* [WHAT IS EXPECTED]: Scan the lines below; pull out those with "this".

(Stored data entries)
--- BEGIN ---

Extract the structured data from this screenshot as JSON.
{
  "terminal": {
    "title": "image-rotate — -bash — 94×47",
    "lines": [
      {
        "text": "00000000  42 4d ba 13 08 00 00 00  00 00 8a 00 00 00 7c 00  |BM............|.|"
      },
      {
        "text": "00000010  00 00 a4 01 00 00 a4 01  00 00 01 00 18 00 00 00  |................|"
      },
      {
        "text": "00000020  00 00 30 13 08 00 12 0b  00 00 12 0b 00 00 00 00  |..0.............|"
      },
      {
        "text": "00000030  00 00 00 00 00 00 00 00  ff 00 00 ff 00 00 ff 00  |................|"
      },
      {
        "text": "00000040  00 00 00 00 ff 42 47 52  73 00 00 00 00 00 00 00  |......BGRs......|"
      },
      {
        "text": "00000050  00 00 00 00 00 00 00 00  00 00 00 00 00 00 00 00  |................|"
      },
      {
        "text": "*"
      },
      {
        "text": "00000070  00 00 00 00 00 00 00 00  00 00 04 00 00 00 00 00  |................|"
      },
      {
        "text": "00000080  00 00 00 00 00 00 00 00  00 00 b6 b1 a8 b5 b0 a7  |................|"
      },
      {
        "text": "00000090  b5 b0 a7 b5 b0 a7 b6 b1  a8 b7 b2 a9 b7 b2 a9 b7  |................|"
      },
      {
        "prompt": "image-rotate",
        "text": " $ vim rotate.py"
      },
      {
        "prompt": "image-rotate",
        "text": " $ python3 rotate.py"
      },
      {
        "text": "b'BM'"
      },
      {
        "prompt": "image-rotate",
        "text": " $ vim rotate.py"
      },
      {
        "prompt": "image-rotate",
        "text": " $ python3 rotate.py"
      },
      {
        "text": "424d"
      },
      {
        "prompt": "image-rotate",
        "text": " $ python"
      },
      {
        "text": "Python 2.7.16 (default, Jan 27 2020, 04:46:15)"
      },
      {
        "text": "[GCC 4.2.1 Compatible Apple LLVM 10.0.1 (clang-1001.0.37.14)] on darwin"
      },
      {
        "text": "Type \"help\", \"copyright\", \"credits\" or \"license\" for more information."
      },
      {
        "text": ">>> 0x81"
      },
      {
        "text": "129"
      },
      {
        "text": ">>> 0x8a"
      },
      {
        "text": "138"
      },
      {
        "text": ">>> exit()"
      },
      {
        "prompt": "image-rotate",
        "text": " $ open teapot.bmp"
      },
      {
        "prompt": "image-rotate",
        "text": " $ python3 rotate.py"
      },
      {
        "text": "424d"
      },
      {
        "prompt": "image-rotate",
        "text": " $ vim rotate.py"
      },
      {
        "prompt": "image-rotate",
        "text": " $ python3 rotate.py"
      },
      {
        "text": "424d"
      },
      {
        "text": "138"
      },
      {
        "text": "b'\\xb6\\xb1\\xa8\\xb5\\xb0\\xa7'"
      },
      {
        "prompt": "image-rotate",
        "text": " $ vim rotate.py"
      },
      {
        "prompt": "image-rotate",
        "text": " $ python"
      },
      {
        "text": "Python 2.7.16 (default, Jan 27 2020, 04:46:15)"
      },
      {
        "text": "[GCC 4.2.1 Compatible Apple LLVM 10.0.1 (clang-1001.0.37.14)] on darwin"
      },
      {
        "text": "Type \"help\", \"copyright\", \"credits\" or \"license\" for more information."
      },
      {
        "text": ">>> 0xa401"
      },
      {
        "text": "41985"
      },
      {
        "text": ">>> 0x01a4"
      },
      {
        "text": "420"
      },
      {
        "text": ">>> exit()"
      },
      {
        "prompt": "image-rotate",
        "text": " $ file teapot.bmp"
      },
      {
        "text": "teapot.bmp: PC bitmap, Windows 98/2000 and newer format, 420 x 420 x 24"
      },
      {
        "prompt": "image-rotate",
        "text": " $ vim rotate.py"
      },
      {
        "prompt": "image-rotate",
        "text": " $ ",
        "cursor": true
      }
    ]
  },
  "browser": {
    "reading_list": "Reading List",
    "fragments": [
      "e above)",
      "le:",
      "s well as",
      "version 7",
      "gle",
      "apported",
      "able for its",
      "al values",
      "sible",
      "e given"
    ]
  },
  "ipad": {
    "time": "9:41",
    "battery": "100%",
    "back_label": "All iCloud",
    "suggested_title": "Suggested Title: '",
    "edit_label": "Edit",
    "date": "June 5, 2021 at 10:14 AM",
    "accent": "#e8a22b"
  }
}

--- END ---
--- BEGIN ---

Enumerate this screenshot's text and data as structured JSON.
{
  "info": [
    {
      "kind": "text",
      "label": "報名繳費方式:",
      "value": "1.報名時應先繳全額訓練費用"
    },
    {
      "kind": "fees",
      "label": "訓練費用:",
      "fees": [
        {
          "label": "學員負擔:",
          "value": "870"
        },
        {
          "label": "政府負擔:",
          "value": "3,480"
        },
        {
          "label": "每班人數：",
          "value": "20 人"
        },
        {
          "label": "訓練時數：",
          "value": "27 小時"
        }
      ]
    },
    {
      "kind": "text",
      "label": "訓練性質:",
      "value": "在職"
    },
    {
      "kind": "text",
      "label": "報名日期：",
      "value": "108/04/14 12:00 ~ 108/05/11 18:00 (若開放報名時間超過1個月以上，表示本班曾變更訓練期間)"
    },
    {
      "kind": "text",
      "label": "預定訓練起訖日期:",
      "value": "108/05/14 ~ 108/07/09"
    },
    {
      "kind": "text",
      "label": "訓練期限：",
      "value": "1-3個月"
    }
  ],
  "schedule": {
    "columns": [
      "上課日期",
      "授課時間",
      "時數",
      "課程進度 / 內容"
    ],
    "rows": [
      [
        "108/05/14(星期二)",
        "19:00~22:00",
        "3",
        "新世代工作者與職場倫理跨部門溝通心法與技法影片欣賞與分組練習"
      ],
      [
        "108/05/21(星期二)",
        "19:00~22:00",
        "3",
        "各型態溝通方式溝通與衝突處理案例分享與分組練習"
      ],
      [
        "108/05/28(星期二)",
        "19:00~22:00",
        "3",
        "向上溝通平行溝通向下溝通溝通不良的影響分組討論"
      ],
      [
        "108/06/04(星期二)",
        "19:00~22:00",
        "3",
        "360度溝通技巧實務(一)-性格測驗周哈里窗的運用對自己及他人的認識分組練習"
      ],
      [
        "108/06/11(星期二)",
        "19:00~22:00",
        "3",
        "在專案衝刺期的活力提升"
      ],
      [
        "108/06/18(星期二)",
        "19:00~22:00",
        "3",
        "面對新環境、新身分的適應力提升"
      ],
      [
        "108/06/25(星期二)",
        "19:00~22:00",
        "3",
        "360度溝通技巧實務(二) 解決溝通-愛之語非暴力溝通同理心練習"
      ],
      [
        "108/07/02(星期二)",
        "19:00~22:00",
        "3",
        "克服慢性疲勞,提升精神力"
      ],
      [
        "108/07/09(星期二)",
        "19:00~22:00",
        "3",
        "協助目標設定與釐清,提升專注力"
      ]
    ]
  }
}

--- END ---
--- BEGIN ---

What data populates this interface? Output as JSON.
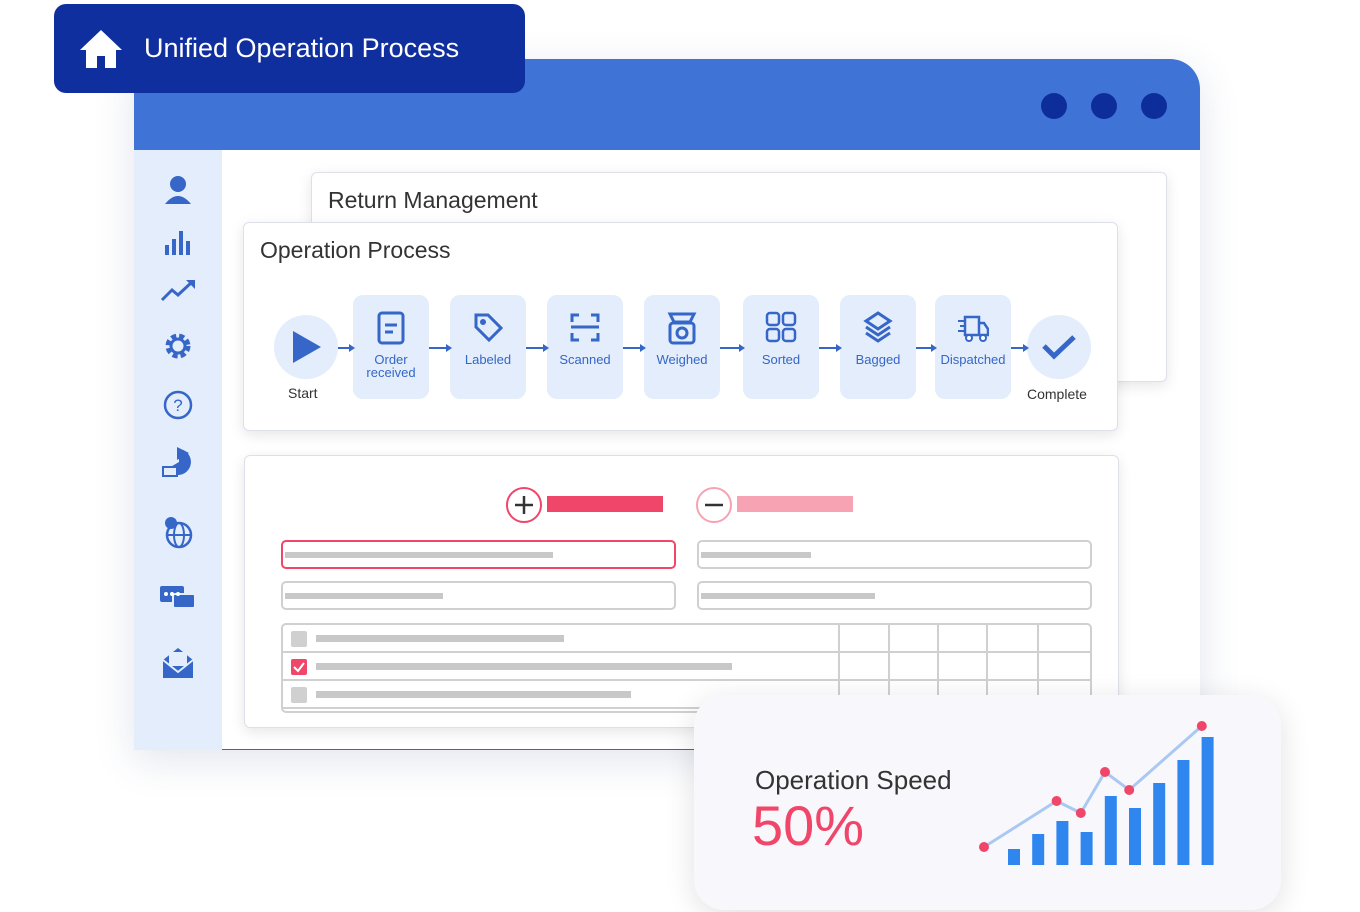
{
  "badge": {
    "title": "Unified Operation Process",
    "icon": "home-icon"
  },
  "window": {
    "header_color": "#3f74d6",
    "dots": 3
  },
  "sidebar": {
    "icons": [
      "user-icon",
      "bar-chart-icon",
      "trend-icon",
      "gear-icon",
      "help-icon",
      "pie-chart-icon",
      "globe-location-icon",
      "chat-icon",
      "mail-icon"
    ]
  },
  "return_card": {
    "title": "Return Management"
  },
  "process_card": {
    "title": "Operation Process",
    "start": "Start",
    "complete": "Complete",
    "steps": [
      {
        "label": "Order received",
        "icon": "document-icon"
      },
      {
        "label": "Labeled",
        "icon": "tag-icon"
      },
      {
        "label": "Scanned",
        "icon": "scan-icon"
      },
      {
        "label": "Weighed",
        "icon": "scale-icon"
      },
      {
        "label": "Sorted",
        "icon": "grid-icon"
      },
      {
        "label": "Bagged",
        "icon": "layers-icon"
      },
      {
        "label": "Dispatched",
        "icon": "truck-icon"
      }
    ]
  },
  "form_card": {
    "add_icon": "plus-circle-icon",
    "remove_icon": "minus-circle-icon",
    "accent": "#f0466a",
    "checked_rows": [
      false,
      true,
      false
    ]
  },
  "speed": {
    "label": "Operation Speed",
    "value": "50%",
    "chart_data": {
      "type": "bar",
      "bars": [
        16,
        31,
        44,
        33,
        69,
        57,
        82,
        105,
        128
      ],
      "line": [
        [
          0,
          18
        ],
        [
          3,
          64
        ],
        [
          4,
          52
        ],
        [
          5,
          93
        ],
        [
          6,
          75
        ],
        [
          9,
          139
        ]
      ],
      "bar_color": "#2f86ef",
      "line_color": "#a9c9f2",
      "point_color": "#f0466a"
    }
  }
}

--- END ---

* [THE RESULT]:
Extract the structured data from this screenshot as JSON.
Enumerate this screenshot's text and data as structured JSON.
What data populates this interface? Output as JSON.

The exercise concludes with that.